Each line that holds the word "brace" counts once; report how many lines do so and nothing else.
* * * * *
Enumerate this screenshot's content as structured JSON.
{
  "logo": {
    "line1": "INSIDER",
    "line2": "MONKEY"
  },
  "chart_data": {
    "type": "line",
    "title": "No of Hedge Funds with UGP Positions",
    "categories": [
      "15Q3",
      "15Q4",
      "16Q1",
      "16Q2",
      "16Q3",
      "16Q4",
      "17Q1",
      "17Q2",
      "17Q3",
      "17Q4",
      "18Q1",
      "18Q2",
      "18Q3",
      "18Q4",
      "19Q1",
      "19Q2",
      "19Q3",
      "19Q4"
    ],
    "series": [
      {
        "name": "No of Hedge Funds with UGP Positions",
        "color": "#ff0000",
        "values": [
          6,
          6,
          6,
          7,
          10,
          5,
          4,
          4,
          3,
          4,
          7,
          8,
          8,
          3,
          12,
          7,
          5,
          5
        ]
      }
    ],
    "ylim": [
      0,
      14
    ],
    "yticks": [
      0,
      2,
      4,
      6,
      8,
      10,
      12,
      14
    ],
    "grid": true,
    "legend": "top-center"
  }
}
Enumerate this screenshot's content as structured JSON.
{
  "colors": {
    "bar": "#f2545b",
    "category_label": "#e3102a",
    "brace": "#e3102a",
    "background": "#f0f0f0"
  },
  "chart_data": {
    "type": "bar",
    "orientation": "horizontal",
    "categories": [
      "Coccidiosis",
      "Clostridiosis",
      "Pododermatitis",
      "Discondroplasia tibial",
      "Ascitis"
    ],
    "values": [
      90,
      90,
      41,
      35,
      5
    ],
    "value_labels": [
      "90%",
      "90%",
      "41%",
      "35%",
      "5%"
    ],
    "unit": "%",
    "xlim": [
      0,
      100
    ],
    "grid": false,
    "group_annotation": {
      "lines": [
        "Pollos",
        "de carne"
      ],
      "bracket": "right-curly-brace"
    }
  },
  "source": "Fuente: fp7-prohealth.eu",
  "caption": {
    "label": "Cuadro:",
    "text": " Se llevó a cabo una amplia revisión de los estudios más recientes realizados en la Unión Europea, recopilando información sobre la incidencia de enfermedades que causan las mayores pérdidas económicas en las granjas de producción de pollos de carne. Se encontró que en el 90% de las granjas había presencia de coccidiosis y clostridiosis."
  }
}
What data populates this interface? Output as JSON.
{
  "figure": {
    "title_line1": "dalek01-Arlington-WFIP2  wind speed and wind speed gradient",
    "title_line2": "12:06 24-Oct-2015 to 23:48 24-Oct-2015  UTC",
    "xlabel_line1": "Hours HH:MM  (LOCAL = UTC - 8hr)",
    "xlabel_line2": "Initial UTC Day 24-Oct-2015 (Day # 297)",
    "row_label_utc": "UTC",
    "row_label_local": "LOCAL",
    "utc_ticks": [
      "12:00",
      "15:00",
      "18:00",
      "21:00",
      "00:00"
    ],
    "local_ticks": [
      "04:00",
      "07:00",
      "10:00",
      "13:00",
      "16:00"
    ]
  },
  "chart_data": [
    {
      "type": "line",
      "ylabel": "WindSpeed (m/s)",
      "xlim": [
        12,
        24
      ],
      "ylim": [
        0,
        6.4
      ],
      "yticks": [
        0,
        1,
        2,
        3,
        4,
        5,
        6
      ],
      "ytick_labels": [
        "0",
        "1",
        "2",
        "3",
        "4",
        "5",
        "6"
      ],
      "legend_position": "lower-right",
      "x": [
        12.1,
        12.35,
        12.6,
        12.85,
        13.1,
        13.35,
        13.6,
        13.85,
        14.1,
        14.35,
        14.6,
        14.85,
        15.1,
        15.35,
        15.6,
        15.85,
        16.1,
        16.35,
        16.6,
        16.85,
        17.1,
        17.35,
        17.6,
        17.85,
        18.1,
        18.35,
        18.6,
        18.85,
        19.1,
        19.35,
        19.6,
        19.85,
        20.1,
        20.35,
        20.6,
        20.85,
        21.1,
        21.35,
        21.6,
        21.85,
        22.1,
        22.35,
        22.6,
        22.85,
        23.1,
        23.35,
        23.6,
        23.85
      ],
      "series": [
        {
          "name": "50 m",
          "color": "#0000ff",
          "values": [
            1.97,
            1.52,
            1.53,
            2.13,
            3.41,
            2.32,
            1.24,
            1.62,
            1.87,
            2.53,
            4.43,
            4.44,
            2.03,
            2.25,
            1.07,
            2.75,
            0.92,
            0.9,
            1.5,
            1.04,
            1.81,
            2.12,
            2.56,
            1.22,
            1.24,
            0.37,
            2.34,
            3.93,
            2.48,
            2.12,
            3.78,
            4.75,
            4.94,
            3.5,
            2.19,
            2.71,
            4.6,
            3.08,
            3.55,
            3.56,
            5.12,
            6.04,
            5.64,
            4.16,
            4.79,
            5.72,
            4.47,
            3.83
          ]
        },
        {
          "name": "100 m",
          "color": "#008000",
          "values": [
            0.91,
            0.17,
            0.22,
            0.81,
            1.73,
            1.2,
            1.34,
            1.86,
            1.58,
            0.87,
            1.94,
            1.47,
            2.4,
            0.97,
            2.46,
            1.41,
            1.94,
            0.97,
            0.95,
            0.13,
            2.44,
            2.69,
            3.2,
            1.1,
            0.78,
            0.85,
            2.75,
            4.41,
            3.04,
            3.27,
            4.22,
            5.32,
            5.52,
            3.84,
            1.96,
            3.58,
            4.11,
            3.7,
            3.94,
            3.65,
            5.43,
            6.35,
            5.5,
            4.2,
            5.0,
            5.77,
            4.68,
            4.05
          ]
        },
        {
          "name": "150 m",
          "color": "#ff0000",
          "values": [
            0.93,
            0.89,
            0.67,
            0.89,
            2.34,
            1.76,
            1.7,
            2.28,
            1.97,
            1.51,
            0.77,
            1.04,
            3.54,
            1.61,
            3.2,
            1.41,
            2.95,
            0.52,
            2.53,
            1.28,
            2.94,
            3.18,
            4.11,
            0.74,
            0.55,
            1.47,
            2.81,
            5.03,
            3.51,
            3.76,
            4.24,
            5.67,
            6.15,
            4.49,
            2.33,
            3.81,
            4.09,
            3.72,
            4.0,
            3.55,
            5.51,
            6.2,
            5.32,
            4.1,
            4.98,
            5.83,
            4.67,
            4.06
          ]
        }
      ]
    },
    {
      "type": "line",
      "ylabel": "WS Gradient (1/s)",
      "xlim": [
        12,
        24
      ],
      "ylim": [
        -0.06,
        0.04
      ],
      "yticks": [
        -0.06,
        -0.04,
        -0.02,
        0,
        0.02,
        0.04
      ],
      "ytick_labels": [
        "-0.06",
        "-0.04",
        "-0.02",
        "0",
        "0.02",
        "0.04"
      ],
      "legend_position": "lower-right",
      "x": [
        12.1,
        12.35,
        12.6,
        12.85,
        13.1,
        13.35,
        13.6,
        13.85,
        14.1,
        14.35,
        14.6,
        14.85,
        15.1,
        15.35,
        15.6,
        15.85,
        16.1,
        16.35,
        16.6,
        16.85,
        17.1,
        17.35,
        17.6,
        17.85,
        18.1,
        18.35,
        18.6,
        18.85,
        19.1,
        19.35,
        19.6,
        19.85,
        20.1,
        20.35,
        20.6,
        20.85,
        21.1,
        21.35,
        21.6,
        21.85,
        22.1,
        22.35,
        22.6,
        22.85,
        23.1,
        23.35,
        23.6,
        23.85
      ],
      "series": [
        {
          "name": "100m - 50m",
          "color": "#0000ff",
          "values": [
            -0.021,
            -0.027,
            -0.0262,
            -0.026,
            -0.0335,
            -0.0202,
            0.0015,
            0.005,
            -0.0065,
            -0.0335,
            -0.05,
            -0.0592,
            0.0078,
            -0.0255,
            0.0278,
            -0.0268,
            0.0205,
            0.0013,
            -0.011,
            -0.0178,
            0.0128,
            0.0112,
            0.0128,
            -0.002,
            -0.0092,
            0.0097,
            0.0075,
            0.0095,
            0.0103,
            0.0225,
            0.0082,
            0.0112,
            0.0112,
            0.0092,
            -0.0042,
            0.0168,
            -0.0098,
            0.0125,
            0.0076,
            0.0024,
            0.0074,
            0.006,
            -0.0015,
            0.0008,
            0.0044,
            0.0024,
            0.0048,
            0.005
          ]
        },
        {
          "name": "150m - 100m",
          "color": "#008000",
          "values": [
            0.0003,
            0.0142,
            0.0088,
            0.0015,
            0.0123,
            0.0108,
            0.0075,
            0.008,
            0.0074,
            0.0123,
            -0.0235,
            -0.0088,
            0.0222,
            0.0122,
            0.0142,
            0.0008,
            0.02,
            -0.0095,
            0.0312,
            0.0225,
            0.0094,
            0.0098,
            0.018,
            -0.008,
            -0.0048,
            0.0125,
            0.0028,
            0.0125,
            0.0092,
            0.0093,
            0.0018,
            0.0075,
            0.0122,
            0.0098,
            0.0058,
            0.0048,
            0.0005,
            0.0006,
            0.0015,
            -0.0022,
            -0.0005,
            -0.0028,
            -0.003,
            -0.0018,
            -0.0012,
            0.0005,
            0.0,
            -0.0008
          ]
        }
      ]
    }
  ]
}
* * * * *
◆ The result ◆
2